WHAT TO WORK ON — Set down each record exactly as written.

MATERIAL SUPPLIED —
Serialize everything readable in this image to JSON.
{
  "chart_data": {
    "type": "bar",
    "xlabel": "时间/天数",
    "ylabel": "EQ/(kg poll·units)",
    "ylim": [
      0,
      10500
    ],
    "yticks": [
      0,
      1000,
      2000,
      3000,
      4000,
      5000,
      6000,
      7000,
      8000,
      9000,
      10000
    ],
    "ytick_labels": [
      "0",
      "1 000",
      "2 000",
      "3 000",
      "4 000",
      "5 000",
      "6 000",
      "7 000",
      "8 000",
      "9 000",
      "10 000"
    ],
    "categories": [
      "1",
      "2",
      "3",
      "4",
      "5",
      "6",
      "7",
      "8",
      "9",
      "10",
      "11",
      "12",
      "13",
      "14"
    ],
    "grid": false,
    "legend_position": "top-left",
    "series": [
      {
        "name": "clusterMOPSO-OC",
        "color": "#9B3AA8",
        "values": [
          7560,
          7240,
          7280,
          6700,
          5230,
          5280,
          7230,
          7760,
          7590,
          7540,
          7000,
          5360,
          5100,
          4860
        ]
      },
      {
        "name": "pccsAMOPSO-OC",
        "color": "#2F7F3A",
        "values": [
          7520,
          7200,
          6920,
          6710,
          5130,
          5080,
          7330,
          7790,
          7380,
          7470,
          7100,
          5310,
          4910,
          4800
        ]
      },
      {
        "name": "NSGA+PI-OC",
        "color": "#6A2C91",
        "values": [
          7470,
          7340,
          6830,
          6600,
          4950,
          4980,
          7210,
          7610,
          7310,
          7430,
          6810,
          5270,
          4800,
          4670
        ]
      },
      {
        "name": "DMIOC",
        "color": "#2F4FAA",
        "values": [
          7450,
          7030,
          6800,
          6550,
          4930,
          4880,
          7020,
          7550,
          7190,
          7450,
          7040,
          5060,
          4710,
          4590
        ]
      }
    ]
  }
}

TASK ANSWER —
Serialize everything readable in this image to JSON.
{
  "chart_data": {
    "type": "bar",
    "xlabel": "时间/天数",
    "ylabel": "EQ/(kg poll·units)",
    "ylim": [
      0,
      10500
    ],
    "yticks": [
      0,
      1000,
      2000,
      3000,
      4000,
      5000,
      6000,
      7000,
      8000,
      9000,
      10000
    ],
    "ytick_labels": [
      "0",
      "1 000",
      "2 000",
      "3 000",
      "4 000",
      "5 000",
      "6 000",
      "7 000",
      "8 000",
      "9 000",
      "10 000"
    ],
    "categories": [
      "1",
      "2",
      "3",
      "4",
      "5",
      "6",
      "7",
      "8",
      "9",
      "10",
      "11",
      "12",
      "13",
      "14"
    ],
    "grid": false,
    "legend_position": "top-left",
    "series": [
      {
        "name": "clusterMOPSO-OC",
        "color": "#9B3AA8",
        "values": [
          7560,
          7240,
          7280,
          6700,
          5230,
          5280,
          7230,
          7760,
          7590,
          7540,
          7000,
          5360,
          5100,
          4860
        ]
      },
      {
        "name": "pccsAMOPSO-OC",
        "color": "#2F7F3A",
        "values": [
          7520,
          7200,
          6920,
          6710,
          5130,
          5080,
          7330,
          7790,
          7380,
          7470,
          7100,
          5310,
          4910,
          4800
        ]
      },
      {
        "name": "NSGA+PI-OC",
        "color": "#6A2C91",
        "values": [
          7470,
          7340,
          6830,
          6600,
          4950,
          4980,
          7210,
          7610,
          7310,
          7430,
          6810,
          5270,
          4800,
          4670
        ]
      },
      {
        "name": "DMIOC",
        "color": "#2F4FAA",
        "values": [
          7450,
          7030,
          6800,
          6550,
          4930,
          4880,
          7020,
          7550,
          7190,
          7450,
          7040,
          5060,
          4710,
          4590
        ]
      }
    ]
  }
}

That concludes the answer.